>> START Supplied entries

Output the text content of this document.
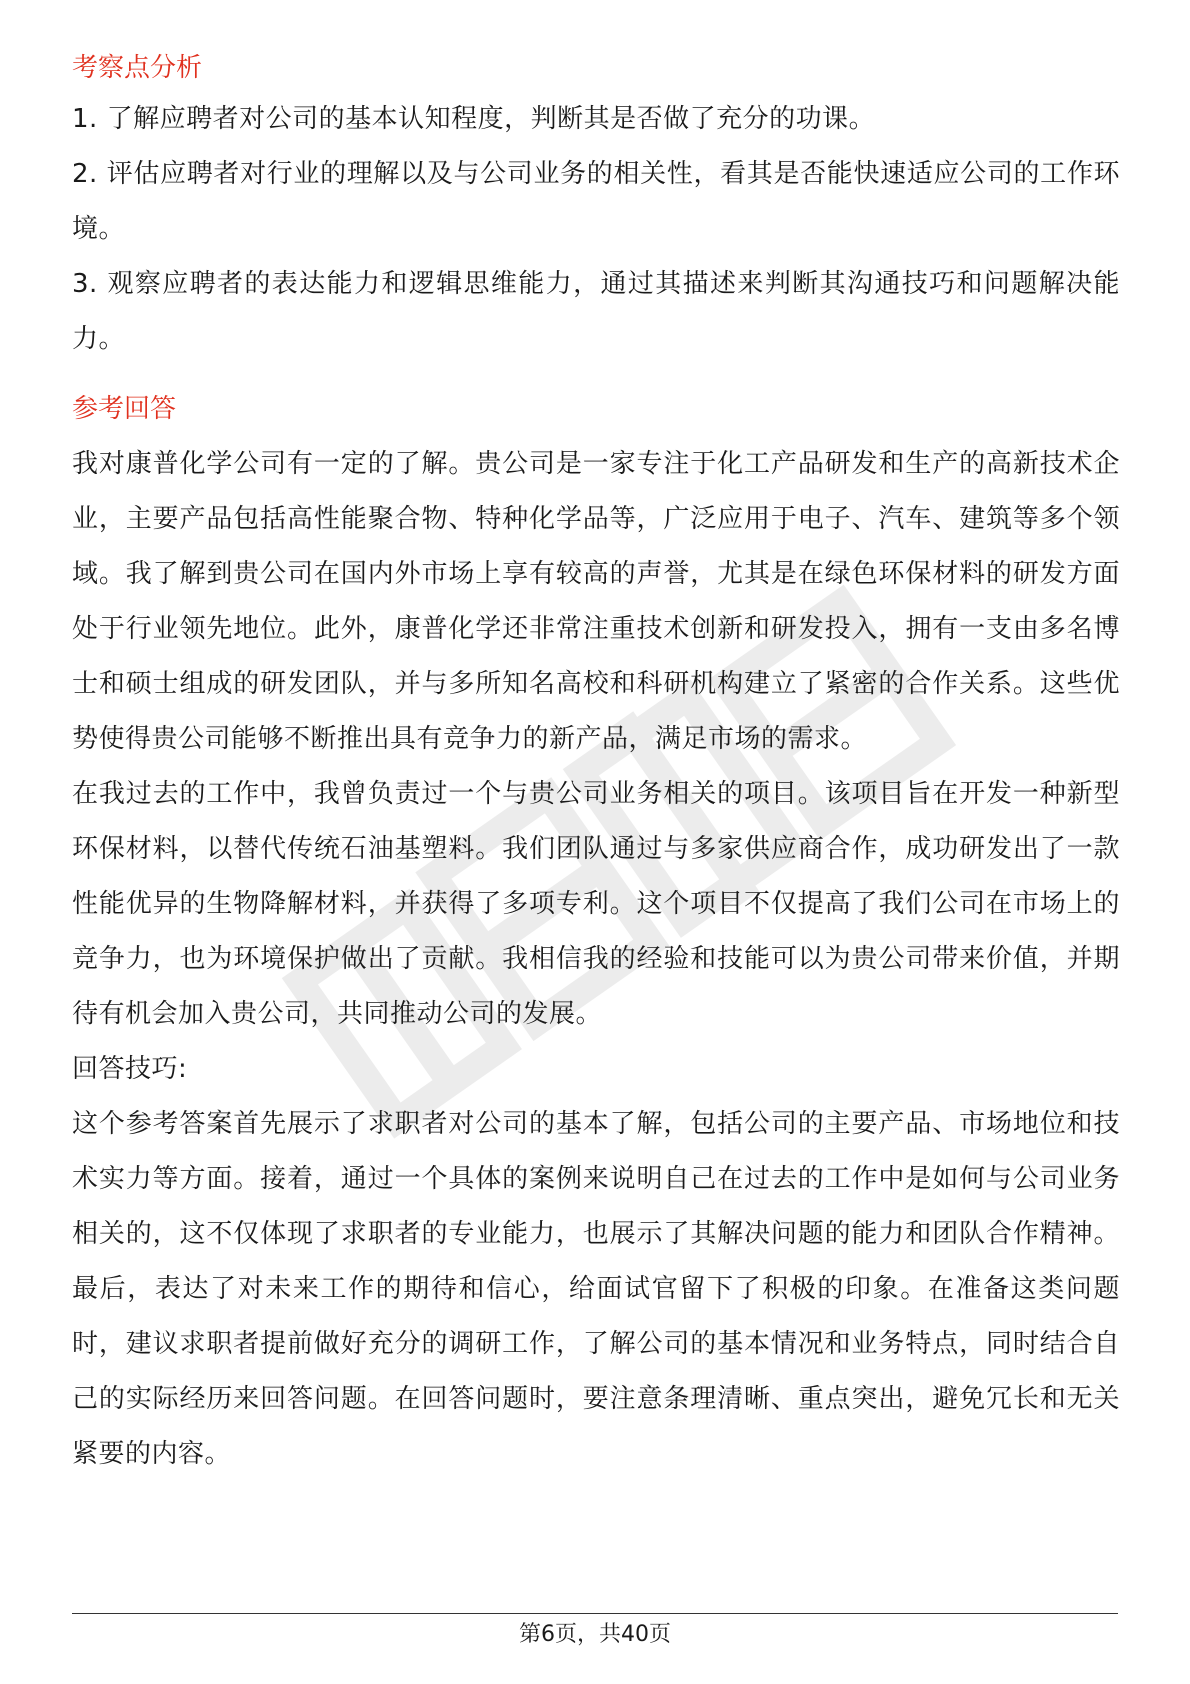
考察点分析

1. 了解应聘者对公司的基本认知程度，判断其是否做了充分的功课。

2. 评估应聘者对行业的理解以及与公司业务的相关性，看其是否能快速适应公司的工作环境。

3. 观察应聘者的表达能力和逻辑思维能力，通过其描述来判断其沟通技巧和问题解决能力。

参考回答

我对康普化学公司有一定的了解。贵公司是一家专注于化工产品研发和生产的高新技术企业，主要产品包括高性能聚合物、特种化学品等，广泛应用于电子、汽车、建筑等多个领域。我了解到贵公司在国内外市场上享有较高的声誉，尤其是在绿色环保材料的研发方面处于行业领先地位。此外，康普化学还非常注重技术创新和研发投入，拥有一支由多名博士和硕士组成的研发团队，并与多所知名高校和科研机构建立了紧密的合作关系。这些优势使得贵公司能够不断推出具有竞争力的新产品，满足市场的需求。

在我过去的工作中，我曾负责过一个与贵公司业务相关的项目。该项目旨在开发一种新型环保材料，以替代传统石油基塑料。我们团队通过与多家供应商合作，成功研发出了一款性能优异的生物降解材料，并获得了多项专利。这个项目不仅提高了我们公司在市场上的竞争力，也为环境保护做出了贡献。我相信我的经验和技能可以为贵公司带来价值，并期待有机会加入贵公司，共同推动公司的发展。

回答技巧:

这个参考答案首先展示了求职者对公司的基本了解，包括公司的主要产品、市场地位和技术实力等方面。接着，通过一个具体的案例来说明自己在过去的工作中是如何与公司业务相关的，这不仅体现了求职者的专业能力，也展示了其解决问题的能力和团队合作精神。最后，表达了对未来工作的期待和信心，给面试官留下了积极的印象。在准备这类问题时，建议求职者提前做好充分的调研工作，了解公司的基本情况和业务特点，同时结合自己的实际经历来回答问题。在回答问题时，要注意条理清晰、重点突出，避免冗长和无关紧要的内容。

第6页，共40页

>> END Supplied entries

- Instructions for the task: Give the data again exactly as written, with all pictures left out.

- Expected output:
Output the text content of this document.
考察点分析

1. 了解应聘者对公司的基本认知程度，判断其是否做了充分的功课。

2. 评估应聘者对行业的理解以及与公司业务的相关性，看其是否能快速适应公司的工作环境。

3. 观察应聘者的表达能力和逻辑思维能力，通过其描述来判断其沟通技巧和问题解决能力。

参考回答

我对康普化学公司有一定的了解。贵公司是一家专注于化工产品研发和生产的高新技术企业，主要产品包括高性能聚合物、特种化学品等，广泛应用于电子、汽车、建筑等多个领域。我了解到贵公司在国内外市场上享有较高的声誉，尤其是在绿色环保材料的研发方面处于行业领先地位。此外，康普化学还非常注重技术创新和研发投入，拥有一支由多名博士和硕士组成的研发团队，并与多所知名高校和科研机构建立了紧密的合作关系。这些优势使得贵公司能够不断推出具有竞争力的新产品，满足市场的需求。

在我过去的工作中，我曾负责过一个与贵公司业务相关的项目。该项目旨在开发一种新型环保材料，以替代传统石油基塑料。我们团队通过与多家供应商合作，成功研发出了一款性能优异的生物降解材料，并获得了多项专利。这个项目不仅提高了我们公司在市场上的竞争力，也为环境保护做出了贡献。我相信我的经验和技能可以为贵公司带来价值，并期待有机会加入贵公司，共同推动公司的发展。

回答技巧:

这个参考答案首先展示了求职者对公司的基本了解，包括公司的主要产品、市场地位和技术实力等方面。接着，通过一个具体的案例来说明自己在过去的工作中是如何与公司业务相关的，这不仅体现了求职者的专业能力，也展示了其解决问题的能力和团队合作精神。最后，表达了对未来工作的期待和信心，给面试官留下了积极的印象。在准备这类问题时，建议求职者提前做好充分的调研工作，了解公司的基本情况和业务特点，同时结合自己的实际经历来回答问题。在回答问题时，要注意条理清晰、重点突出，避免冗长和无关紧要的内容。

第6页，共40页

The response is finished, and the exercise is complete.